## DATASET CONTENT

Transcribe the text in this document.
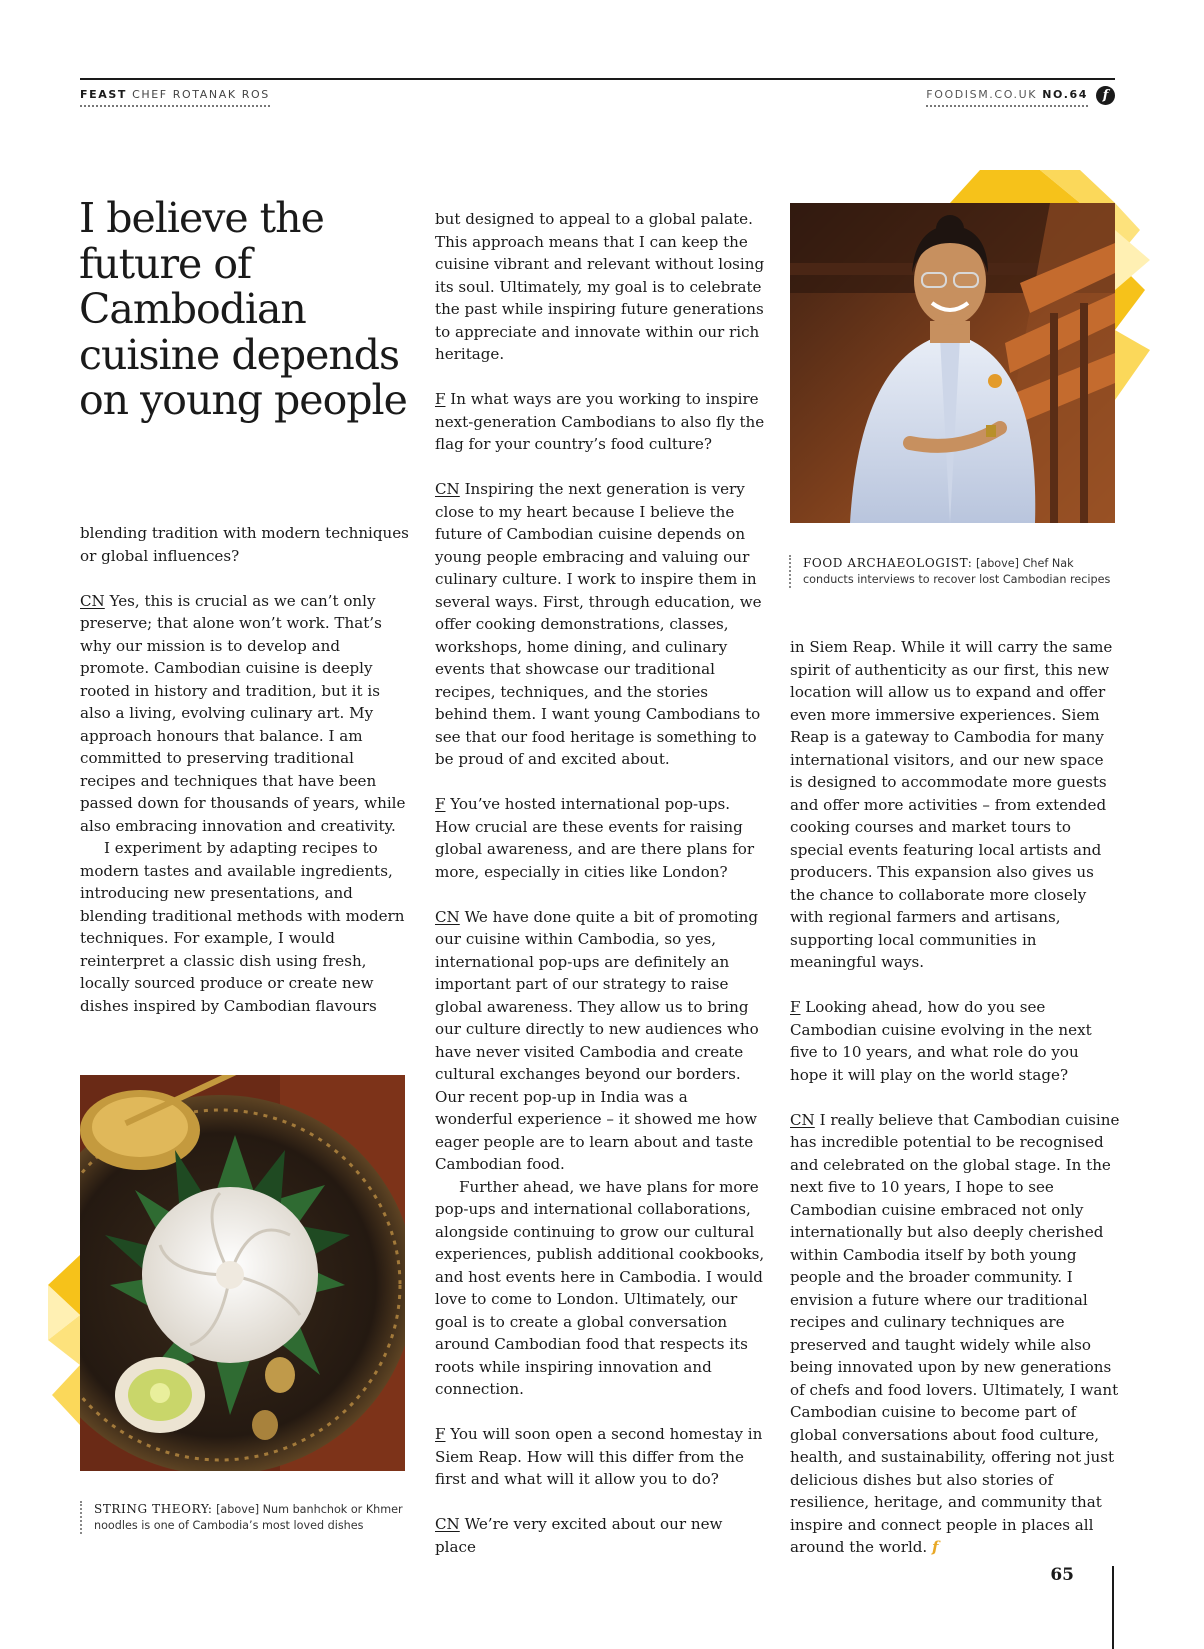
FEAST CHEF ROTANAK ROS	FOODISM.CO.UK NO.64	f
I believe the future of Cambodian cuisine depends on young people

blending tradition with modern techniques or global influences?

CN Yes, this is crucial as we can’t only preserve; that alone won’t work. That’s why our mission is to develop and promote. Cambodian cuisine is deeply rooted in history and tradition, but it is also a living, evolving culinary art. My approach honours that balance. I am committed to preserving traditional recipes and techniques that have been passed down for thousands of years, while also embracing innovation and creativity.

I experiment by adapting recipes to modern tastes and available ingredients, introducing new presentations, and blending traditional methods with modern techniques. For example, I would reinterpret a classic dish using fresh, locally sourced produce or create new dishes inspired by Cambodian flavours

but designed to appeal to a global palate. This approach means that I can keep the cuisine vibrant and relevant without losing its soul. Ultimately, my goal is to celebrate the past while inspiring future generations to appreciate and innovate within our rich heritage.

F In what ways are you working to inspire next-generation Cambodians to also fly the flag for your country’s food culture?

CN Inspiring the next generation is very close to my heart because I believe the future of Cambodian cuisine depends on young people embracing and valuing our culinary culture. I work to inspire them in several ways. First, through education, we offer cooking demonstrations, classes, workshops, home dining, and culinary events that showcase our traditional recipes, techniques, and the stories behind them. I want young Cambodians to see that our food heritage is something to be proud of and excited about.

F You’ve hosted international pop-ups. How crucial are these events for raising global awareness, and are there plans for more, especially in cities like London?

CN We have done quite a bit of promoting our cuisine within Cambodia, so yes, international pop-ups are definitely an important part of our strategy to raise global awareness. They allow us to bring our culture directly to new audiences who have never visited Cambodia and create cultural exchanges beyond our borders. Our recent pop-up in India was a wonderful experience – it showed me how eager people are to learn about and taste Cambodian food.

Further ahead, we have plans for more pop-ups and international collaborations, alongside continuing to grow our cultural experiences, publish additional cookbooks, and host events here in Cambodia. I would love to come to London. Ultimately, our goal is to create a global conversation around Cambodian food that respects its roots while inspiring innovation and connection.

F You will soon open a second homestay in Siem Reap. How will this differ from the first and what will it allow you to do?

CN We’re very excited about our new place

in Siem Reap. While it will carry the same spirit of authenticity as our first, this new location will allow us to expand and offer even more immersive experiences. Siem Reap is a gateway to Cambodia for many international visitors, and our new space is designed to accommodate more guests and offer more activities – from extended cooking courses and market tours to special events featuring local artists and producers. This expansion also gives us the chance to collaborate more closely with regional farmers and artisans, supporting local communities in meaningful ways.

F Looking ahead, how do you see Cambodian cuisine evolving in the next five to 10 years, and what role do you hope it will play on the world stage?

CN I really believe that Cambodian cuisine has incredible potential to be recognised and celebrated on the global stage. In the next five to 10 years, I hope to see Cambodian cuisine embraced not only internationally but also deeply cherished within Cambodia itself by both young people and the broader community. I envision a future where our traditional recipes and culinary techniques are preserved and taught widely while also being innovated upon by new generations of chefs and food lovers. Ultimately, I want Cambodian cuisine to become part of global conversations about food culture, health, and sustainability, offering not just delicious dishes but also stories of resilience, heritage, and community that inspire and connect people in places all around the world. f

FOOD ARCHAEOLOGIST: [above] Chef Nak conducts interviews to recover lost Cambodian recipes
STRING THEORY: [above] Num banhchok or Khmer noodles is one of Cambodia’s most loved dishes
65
==
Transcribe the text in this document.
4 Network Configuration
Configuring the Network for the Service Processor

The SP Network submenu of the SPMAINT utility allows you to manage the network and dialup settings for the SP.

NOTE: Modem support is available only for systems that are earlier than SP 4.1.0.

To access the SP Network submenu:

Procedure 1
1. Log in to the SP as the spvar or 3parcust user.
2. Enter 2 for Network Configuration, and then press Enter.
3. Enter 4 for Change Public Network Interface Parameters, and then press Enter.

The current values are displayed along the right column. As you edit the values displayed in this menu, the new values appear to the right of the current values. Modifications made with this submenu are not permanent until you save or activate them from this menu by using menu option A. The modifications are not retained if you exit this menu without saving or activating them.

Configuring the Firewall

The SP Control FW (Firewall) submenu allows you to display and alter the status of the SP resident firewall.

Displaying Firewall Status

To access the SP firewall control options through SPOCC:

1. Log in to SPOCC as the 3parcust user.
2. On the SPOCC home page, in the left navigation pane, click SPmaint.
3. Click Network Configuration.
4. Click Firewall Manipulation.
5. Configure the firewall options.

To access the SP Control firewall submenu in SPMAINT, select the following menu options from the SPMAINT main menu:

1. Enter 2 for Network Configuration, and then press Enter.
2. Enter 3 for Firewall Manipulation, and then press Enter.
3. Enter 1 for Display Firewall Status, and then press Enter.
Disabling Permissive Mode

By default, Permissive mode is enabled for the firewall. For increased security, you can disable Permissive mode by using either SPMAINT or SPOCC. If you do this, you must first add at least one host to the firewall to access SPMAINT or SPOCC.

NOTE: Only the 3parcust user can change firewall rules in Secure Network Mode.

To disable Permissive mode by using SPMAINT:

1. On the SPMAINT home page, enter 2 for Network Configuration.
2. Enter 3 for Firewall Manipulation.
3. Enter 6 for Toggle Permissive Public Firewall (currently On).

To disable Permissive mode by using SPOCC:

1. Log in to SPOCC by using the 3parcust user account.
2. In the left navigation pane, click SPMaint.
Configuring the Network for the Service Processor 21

## THE PROBLEM
Take each line containing the string "what" and copy it out.

## ANSWER IN FULL
F In what ways are you working to inspire next-generation Cambodians to also fly the flag for your country’s food culture?
F You will soon open a second homestay in Siem Reap. How will this differ from the first and what will it allow you to do?
F Looking ahead, how do you see Cambodian cuisine evolving in the next five to 10 years, and what role do you hope it will play on the world stage?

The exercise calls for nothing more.